-- What you need to do --
Retype the material word for word.

[start Given records]

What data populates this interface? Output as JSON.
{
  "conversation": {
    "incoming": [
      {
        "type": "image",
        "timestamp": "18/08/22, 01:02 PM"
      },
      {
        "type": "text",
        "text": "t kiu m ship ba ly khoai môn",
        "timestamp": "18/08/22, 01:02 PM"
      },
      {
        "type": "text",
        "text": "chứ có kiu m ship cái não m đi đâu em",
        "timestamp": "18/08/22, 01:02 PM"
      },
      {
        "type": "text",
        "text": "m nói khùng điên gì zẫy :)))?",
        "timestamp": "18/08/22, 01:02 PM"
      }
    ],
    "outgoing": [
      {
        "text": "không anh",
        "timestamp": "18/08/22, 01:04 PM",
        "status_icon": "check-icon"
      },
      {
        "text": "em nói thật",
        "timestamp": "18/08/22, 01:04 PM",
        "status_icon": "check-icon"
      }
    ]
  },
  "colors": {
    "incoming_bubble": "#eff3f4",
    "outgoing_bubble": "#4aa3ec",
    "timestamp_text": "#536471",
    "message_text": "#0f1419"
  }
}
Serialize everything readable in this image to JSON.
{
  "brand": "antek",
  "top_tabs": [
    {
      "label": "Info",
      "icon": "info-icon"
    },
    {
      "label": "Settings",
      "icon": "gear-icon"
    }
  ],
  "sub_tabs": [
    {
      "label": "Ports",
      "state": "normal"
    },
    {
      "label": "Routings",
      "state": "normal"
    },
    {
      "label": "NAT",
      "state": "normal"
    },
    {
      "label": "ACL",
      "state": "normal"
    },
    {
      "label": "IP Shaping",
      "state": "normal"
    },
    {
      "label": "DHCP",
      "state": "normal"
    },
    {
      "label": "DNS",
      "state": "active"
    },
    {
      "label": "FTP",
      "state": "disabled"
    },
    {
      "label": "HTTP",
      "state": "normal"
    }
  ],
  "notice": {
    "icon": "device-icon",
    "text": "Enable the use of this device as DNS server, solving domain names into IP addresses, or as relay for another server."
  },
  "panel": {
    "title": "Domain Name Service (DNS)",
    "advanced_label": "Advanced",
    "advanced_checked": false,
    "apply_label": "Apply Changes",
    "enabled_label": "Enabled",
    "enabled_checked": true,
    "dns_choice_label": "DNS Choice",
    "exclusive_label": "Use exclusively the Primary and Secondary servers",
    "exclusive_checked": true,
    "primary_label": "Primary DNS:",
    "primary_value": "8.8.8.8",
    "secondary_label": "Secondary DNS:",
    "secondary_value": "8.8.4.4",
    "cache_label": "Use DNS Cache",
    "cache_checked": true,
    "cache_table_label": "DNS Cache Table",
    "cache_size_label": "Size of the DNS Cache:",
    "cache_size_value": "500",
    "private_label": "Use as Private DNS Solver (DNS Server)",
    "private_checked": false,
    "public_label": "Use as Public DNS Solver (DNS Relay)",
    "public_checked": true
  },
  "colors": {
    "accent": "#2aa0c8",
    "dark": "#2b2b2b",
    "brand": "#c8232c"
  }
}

[end Given records]

-- Answer to this exercise --
What data populates this interface? Output as JSON.
{
  "conversation": {
    "incoming": [
      {
        "type": "image",
        "timestamp": "18/08/22, 01:02 PM"
      },
      {
        "type": "text",
        "text": "t kiu m ship ba ly khoai môn",
        "timestamp": "18/08/22, 01:02 PM"
      },
      {
        "type": "text",
        "text": "chứ có kiu m ship cái não m đi đâu em",
        "timestamp": "18/08/22, 01:02 PM"
      },
      {
        "type": "text",
        "text": "m nói khùng điên gì zẫy :)))?",
        "timestamp": "18/08/22, 01:02 PM"
      }
    ],
    "outgoing": [
      {
        "text": "không anh",
        "timestamp": "18/08/22, 01:04 PM",
        "status_icon": "check-icon"
      },
      {
        "text": "em nói thật",
        "timestamp": "18/08/22, 01:04 PM",
        "status_icon": "check-icon"
      }
    ]
  },
  "colors": {
    "incoming_bubble": "#eff3f4",
    "outgoing_bubble": "#4aa3ec",
    "timestamp_text": "#536471",
    "message_text": "#0f1419"
  }
}
Serialize everything readable in this image to JSON.
{
  "brand": "antek",
  "top_tabs": [
    {
      "label": "Info",
      "icon": "info-icon"
    },
    {
      "label": "Settings",
      "icon": "gear-icon"
    }
  ],
  "sub_tabs": [
    {
      "label": "Ports",
      "state": "normal"
    },
    {
      "label": "Routings",
      "state": "normal"
    },
    {
      "label": "NAT",
      "state": "normal"
    },
    {
      "label": "ACL",
      "state": "normal"
    },
    {
      "label": "IP Shaping",
      "state": "normal"
    },
    {
      "label": "DHCP",
      "state": "normal"
    },
    {
      "label": "DNS",
      "state": "active"
    },
    {
      "label": "FTP",
      "state": "disabled"
    },
    {
      "label": "HTTP",
      "state": "normal"
    }
  ],
  "notice": {
    "icon": "device-icon",
    "text": "Enable the use of this device as DNS server, solving domain names into IP addresses, or as relay for another server."
  },
  "panel": {
    "title": "Domain Name Service (DNS)",
    "advanced_label": "Advanced",
    "advanced_checked": false,
    "apply_label": "Apply Changes",
    "enabled_label": "Enabled",
    "enabled_checked": true,
    "dns_choice_label": "DNS Choice",
    "exclusive_label": "Use exclusively the Primary and Secondary servers",
    "exclusive_checked": true,
    "primary_label": "Primary DNS:",
    "primary_value": "8.8.8.8",
    "secondary_label": "Secondary DNS:",
    "secondary_value": "8.8.4.4",
    "cache_label": "Use DNS Cache",
    "cache_checked": true,
    "cache_table_label": "DNS Cache Table",
    "cache_size_label": "Size of the DNS Cache:",
    "cache_size_value": "500",
    "private_label": "Use as Private DNS Solver (DNS Server)",
    "private_checked": false,
    "public_label": "Use as Public DNS Solver (DNS Relay)",
    "public_checked": true
  },
  "colors": {
    "accent": "#2aa0c8",
    "dark": "#2b2b2b",
    "brand": "#c8232c"
  }
}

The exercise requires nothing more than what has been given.